- The exercise
Please copy every line of the records below word for word, and leave out the pictures.

- Dataset rows
— Start —
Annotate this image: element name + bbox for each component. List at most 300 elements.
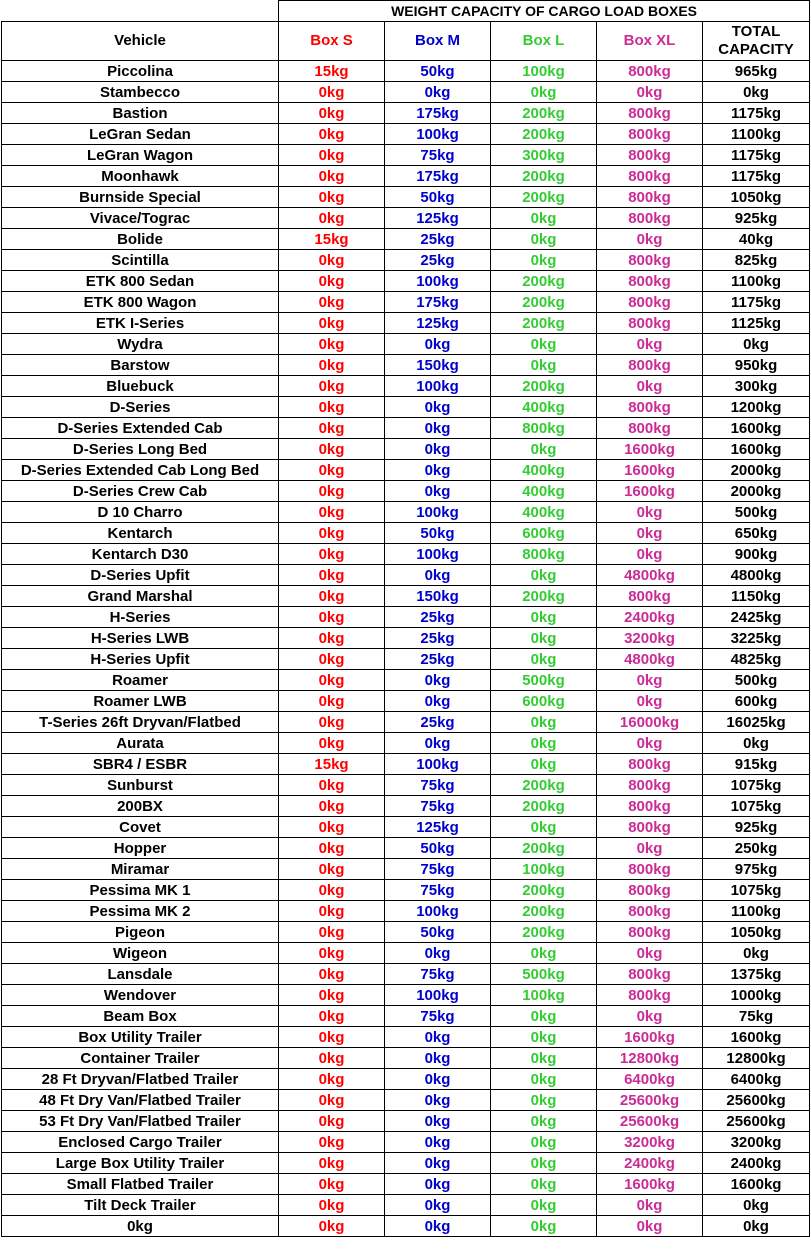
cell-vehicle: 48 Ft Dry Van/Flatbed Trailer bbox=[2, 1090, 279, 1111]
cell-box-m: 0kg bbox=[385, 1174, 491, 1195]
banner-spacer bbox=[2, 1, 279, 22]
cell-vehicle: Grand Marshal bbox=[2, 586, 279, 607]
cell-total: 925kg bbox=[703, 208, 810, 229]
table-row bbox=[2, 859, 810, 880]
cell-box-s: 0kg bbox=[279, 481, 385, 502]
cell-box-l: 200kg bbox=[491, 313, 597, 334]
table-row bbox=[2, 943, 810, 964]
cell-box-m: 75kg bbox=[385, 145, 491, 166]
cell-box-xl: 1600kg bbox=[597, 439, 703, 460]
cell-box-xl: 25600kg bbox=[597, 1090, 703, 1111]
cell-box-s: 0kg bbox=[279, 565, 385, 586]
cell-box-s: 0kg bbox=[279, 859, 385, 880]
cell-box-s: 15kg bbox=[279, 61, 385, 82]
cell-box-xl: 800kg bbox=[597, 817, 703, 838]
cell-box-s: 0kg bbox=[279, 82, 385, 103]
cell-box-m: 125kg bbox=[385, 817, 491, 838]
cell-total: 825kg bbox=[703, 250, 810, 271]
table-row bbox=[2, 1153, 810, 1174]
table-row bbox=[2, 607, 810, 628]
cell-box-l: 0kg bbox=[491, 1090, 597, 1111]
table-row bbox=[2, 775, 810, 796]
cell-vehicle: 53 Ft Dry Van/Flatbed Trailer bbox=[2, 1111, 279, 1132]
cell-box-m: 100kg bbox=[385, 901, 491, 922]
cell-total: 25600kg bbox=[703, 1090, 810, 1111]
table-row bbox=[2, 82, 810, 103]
— End —
- Response for this exercise
Annotate this image: element name + bbox for each component. List at most 300 elements.
cell-vehicle: 48 Ft Dry Van/Flatbed Trailer bbox=[2, 1090, 279, 1111]
cell-box-m: 0kg bbox=[385, 1174, 491, 1195]
banner-spacer bbox=[2, 1, 279, 22]
cell-vehicle: Grand Marshal bbox=[2, 586, 279, 607]
cell-total: 925kg bbox=[703, 208, 810, 229]
table-row bbox=[2, 859, 810, 880]
cell-box-s: 0kg bbox=[279, 481, 385, 502]
cell-box-l: 200kg bbox=[491, 313, 597, 334]
table-row bbox=[2, 943, 810, 964]
cell-box-m: 75kg bbox=[385, 145, 491, 166]
cell-box-xl: 1600kg bbox=[597, 439, 703, 460]
cell-box-xl: 25600kg bbox=[597, 1090, 703, 1111]
cell-box-s: 0kg bbox=[279, 565, 385, 586]
cell-box-s: 0kg bbox=[279, 859, 385, 880]
cell-box-s: 15kg bbox=[279, 61, 385, 82]
cell-box-xl: 800kg bbox=[597, 817, 703, 838]
cell-box-s: 0kg bbox=[279, 82, 385, 103]
cell-box-m: 125kg bbox=[385, 817, 491, 838]
cell-total: 825kg bbox=[703, 250, 810, 271]
table-row bbox=[2, 1153, 810, 1174]
table-row bbox=[2, 607, 810, 628]
cell-box-l: 0kg bbox=[491, 1090, 597, 1111]
table-row bbox=[2, 775, 810, 796]
cell-vehicle: 53 Ft Dry Van/Flatbed Trailer bbox=[2, 1111, 279, 1132]
cell-box-m: 100kg bbox=[385, 901, 491, 922]
cell-total: 25600kg bbox=[703, 1090, 810, 1111]
table-row bbox=[2, 82, 810, 103]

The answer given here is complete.